**Extracted entries:**
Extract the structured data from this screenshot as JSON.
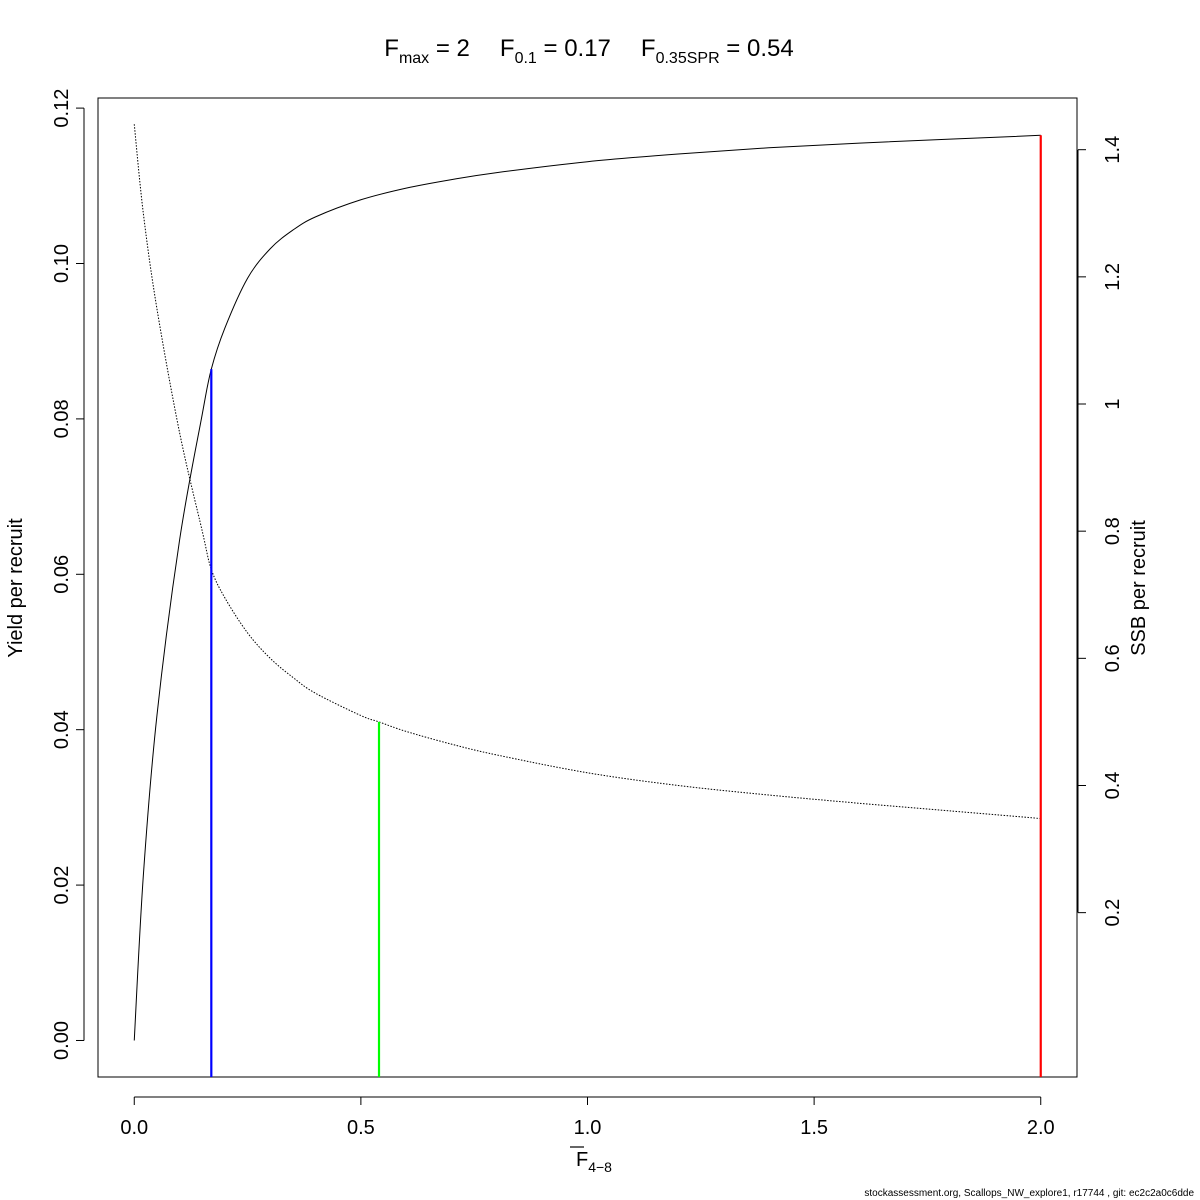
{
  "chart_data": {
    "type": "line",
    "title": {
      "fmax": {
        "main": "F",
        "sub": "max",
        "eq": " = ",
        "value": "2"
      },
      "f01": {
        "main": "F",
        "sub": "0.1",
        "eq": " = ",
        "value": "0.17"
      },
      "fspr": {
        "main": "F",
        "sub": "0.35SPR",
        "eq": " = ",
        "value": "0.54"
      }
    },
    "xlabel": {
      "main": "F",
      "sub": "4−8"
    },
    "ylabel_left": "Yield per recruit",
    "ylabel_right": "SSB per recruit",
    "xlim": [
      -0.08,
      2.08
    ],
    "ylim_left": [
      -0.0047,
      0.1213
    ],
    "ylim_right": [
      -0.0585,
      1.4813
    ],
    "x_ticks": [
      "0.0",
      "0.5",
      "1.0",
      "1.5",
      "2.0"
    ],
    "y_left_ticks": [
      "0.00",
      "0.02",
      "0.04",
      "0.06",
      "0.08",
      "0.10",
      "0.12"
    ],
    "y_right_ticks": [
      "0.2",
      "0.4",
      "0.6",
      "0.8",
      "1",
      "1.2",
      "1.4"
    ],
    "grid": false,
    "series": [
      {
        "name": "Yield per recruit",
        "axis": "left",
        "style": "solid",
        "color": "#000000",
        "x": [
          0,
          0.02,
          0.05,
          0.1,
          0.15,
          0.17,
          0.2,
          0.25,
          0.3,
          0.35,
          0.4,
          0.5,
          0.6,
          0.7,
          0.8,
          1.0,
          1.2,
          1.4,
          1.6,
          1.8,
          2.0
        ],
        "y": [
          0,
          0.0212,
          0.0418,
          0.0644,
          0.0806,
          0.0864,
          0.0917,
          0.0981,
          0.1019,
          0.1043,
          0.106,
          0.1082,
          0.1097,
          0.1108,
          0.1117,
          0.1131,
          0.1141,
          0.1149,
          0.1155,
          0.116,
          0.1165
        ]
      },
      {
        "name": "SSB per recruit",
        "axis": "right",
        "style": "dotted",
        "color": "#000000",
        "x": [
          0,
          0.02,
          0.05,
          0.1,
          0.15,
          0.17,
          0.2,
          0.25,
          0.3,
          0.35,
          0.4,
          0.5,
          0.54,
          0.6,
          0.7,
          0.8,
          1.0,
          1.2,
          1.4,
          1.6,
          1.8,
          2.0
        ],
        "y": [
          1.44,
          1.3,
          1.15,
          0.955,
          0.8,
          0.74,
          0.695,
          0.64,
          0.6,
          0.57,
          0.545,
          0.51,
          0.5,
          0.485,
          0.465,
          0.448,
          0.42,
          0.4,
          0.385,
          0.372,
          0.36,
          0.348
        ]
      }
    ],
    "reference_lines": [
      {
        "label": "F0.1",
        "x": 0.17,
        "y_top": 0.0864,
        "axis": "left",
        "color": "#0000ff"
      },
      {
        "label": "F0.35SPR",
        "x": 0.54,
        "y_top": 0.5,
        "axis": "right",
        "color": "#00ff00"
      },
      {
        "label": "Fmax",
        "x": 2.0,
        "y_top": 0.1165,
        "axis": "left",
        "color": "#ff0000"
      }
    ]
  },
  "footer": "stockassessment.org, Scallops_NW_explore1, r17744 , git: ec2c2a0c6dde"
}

--

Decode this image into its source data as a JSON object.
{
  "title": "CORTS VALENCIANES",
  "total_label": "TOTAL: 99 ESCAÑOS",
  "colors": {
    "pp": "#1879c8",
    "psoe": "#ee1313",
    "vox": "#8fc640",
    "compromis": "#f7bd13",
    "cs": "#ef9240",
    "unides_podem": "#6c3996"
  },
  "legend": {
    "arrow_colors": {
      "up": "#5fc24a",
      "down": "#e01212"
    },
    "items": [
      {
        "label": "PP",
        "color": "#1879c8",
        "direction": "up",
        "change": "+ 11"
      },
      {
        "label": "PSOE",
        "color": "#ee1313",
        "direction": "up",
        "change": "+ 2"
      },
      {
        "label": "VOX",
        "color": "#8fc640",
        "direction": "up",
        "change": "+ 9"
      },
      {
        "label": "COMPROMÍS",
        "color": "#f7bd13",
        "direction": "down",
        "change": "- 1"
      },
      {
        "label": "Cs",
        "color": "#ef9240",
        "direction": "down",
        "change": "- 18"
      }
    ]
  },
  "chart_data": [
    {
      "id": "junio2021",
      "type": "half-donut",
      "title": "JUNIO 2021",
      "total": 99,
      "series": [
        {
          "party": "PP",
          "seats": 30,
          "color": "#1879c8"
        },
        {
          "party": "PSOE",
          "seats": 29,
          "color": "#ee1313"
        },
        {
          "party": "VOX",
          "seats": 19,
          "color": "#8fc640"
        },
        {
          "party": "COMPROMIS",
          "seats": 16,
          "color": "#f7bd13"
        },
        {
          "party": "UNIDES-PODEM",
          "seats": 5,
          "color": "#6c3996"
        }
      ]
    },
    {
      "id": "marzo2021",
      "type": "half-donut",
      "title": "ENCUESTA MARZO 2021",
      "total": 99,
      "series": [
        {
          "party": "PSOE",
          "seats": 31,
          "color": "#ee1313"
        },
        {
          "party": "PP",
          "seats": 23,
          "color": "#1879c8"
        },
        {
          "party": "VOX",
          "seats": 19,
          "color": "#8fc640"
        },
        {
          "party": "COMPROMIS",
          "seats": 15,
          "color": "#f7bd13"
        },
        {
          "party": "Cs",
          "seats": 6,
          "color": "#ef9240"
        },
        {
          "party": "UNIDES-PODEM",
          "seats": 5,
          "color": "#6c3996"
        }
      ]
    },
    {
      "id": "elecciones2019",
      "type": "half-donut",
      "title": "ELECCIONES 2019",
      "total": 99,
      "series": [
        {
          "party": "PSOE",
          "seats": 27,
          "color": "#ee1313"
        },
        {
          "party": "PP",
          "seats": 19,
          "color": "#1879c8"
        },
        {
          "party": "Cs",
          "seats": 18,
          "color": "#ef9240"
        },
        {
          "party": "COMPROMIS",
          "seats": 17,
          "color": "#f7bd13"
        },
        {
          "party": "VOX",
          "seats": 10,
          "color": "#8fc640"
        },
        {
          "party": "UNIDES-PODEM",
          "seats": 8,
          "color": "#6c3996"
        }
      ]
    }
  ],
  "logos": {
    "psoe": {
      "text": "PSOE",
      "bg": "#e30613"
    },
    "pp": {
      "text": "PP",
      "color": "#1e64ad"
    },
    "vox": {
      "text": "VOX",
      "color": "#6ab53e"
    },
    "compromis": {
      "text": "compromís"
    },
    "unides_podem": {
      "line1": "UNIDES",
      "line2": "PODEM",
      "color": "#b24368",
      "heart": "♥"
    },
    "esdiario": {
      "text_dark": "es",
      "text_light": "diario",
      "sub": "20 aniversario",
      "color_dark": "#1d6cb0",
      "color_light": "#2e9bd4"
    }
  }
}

**Exercise directions:**
Of the lines in this listing, report how many contain the string "recruit", and give the number only.

**Solution for this task:**
4